__YOUR OBJECTIVE__.
Scan the data below for the string "количество". Show every line where it turns up.
---------- EXTRACTED MATERIAL
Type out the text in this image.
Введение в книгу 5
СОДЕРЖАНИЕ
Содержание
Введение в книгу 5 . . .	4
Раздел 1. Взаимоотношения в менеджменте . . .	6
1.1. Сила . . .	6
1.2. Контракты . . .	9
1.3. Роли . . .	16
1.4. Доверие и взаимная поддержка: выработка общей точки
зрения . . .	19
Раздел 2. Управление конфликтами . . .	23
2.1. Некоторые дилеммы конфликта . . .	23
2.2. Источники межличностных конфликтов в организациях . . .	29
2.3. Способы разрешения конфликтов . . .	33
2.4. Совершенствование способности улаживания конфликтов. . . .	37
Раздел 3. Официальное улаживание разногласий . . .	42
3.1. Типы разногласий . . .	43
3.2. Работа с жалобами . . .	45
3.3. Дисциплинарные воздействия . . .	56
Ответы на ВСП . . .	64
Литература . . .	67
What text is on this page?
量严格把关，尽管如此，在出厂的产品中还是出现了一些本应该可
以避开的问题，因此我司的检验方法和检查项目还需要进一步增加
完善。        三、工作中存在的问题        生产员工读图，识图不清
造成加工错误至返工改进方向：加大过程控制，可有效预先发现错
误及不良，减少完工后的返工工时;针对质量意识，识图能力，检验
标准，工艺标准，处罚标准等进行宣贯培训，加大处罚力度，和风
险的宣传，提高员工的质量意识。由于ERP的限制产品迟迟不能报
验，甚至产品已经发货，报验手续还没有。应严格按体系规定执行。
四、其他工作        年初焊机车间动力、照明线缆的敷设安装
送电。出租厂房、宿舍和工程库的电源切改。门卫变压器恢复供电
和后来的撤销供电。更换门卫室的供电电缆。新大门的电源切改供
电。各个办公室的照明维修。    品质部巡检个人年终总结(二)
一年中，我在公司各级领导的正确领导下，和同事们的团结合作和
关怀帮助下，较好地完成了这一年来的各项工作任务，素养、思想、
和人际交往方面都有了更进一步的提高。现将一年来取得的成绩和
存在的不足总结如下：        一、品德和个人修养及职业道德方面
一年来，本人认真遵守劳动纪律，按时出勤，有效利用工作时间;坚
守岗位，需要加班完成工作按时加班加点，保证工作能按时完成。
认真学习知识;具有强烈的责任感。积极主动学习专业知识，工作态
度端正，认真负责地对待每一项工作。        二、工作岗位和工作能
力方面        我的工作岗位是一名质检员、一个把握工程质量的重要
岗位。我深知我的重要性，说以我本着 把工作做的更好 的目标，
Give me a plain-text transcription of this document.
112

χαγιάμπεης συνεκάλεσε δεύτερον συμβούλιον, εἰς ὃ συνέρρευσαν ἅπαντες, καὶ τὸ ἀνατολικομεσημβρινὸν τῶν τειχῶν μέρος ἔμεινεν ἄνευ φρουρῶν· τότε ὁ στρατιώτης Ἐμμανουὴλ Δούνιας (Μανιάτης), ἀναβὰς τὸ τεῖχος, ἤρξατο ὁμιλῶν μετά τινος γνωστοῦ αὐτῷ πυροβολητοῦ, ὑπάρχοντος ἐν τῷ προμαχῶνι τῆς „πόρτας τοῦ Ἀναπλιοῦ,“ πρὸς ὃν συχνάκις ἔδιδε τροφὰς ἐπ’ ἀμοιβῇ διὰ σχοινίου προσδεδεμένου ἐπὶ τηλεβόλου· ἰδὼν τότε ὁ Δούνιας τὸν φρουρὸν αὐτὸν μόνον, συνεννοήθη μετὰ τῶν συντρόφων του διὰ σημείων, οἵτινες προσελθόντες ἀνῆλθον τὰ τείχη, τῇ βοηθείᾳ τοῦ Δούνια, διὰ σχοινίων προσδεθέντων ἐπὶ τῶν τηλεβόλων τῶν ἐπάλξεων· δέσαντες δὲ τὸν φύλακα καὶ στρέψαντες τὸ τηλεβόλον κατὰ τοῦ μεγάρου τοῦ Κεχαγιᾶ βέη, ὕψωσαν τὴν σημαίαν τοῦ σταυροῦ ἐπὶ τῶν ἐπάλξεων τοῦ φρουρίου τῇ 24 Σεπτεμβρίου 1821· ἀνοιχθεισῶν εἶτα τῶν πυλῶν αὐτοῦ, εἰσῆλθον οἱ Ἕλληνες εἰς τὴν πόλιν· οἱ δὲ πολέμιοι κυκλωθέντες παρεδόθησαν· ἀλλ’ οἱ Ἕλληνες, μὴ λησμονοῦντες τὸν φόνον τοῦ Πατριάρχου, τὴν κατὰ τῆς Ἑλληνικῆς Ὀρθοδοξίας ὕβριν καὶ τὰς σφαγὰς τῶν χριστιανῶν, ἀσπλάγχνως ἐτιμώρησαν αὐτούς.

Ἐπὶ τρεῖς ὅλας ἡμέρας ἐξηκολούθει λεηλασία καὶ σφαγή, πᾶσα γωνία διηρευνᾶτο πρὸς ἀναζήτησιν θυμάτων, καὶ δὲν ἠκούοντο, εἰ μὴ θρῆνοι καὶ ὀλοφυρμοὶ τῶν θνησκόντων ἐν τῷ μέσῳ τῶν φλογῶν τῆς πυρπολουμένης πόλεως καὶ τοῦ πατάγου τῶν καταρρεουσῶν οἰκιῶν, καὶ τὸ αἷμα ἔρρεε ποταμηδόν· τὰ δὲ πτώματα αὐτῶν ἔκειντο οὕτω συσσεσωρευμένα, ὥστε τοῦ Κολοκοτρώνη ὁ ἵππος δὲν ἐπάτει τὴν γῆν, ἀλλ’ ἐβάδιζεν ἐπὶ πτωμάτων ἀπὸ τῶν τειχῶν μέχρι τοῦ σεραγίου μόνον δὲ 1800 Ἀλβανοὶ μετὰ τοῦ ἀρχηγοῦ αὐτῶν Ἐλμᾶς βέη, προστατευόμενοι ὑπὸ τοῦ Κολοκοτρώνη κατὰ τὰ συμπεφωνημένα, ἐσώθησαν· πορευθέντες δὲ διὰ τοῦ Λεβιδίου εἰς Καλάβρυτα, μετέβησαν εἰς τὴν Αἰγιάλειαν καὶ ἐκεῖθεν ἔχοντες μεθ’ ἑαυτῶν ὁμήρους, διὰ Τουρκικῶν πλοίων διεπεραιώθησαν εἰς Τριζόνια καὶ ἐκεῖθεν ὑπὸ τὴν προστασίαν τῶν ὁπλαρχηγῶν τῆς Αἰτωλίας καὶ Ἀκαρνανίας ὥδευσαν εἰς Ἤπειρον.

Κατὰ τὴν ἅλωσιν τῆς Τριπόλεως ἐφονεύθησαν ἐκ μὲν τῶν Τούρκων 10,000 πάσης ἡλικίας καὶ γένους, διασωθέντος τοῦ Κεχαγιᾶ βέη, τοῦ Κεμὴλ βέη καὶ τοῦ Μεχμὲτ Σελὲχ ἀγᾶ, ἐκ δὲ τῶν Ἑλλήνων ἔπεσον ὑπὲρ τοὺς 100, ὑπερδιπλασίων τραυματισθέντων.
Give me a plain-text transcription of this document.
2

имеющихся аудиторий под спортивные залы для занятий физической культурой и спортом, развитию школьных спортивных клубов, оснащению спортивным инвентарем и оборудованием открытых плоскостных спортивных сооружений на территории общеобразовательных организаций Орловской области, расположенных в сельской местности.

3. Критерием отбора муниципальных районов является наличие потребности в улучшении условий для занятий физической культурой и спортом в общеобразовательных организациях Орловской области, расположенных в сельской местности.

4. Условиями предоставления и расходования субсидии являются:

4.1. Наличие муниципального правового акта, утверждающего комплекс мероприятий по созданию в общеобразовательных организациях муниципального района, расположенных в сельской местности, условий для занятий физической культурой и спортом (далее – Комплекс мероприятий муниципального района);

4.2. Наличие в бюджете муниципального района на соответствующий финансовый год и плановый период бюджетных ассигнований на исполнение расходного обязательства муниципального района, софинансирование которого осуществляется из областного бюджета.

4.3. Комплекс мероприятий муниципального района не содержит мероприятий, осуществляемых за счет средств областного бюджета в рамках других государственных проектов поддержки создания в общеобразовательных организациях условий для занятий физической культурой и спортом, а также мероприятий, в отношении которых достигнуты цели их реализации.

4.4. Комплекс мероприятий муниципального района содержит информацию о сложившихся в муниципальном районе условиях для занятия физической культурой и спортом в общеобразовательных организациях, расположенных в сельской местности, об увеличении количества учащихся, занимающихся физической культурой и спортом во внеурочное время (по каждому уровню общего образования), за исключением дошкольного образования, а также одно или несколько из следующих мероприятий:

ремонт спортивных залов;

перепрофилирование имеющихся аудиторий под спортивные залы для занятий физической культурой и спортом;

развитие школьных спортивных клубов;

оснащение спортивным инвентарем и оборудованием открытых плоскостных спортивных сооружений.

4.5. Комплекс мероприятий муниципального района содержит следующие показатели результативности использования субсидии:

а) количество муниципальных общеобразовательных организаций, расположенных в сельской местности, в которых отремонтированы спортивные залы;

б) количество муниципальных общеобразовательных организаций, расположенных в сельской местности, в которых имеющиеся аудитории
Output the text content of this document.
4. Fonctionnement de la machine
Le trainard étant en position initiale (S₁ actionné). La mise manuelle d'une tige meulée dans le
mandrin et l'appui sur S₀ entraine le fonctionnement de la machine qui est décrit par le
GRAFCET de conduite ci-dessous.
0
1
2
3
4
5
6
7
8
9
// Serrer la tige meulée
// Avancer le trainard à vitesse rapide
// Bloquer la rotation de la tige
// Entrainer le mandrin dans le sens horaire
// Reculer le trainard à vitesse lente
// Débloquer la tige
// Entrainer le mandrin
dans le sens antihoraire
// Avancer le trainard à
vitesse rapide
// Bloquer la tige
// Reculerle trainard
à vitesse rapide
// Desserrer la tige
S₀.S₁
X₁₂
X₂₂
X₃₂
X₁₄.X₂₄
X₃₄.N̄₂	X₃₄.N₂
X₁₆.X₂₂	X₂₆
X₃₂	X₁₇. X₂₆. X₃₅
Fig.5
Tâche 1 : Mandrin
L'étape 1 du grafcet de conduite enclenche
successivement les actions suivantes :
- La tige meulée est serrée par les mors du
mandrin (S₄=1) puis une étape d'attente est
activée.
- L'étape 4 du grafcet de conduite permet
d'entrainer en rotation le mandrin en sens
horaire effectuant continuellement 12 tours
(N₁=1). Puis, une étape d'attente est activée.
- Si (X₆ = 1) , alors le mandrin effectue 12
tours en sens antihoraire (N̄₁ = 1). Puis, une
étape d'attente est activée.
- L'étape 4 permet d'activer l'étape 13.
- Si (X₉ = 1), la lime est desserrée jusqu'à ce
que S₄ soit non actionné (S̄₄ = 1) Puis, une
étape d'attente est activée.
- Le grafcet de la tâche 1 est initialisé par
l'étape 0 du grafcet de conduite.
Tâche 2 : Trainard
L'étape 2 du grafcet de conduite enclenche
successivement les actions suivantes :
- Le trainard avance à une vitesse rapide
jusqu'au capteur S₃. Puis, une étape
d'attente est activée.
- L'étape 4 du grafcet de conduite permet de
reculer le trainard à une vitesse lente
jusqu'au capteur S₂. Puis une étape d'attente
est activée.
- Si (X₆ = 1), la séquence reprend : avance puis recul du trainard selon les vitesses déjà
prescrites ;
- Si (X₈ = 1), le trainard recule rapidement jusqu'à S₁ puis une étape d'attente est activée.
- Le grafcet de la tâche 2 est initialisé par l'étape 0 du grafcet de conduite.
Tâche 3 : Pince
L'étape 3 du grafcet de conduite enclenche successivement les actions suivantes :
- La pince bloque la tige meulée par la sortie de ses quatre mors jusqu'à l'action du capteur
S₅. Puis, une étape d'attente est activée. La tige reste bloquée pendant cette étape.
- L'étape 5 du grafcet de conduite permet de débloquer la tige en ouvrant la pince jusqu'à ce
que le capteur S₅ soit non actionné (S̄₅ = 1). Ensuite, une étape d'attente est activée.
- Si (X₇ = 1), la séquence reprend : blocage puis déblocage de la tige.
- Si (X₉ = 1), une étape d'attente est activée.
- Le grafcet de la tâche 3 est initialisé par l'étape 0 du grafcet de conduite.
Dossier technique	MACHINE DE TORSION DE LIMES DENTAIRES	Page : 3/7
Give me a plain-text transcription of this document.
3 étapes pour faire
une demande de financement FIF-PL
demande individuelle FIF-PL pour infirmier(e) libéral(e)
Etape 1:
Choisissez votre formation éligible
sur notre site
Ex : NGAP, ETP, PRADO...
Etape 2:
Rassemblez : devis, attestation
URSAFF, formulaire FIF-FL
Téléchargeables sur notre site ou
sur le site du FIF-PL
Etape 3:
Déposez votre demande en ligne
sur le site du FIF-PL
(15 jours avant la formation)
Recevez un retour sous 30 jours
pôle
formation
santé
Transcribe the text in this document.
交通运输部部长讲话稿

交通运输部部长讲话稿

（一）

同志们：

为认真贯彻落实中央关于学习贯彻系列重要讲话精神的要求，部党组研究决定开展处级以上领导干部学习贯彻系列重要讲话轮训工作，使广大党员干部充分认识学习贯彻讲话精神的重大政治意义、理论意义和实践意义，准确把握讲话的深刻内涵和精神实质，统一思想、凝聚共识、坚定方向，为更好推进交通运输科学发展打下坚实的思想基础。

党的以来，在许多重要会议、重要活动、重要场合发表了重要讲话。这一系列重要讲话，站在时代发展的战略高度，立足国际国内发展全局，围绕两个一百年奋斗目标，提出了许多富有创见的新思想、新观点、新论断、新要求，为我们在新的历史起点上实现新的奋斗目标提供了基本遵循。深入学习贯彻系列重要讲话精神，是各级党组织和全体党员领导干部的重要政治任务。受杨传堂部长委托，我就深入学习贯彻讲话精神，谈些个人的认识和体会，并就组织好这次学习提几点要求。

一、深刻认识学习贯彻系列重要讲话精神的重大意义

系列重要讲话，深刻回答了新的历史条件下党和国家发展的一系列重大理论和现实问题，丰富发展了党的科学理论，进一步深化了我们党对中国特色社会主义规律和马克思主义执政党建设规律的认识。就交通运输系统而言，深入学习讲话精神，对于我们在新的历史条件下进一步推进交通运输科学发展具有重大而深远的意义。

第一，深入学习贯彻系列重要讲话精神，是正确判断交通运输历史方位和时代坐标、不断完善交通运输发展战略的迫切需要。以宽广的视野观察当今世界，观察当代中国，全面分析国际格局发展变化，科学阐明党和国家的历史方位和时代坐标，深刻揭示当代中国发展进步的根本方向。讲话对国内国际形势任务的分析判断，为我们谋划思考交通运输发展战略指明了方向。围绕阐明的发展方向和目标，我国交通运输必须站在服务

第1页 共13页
--------------------
__OUTPUT__.
а) количество муниципальных общеобразовательных организаций, расположенных в сельской местности, в которых отремонтированы спортивные залы;
б) количество муниципальных общеобразовательных организаций, расположенных в сельской местности, в которых имеющиеся аудитории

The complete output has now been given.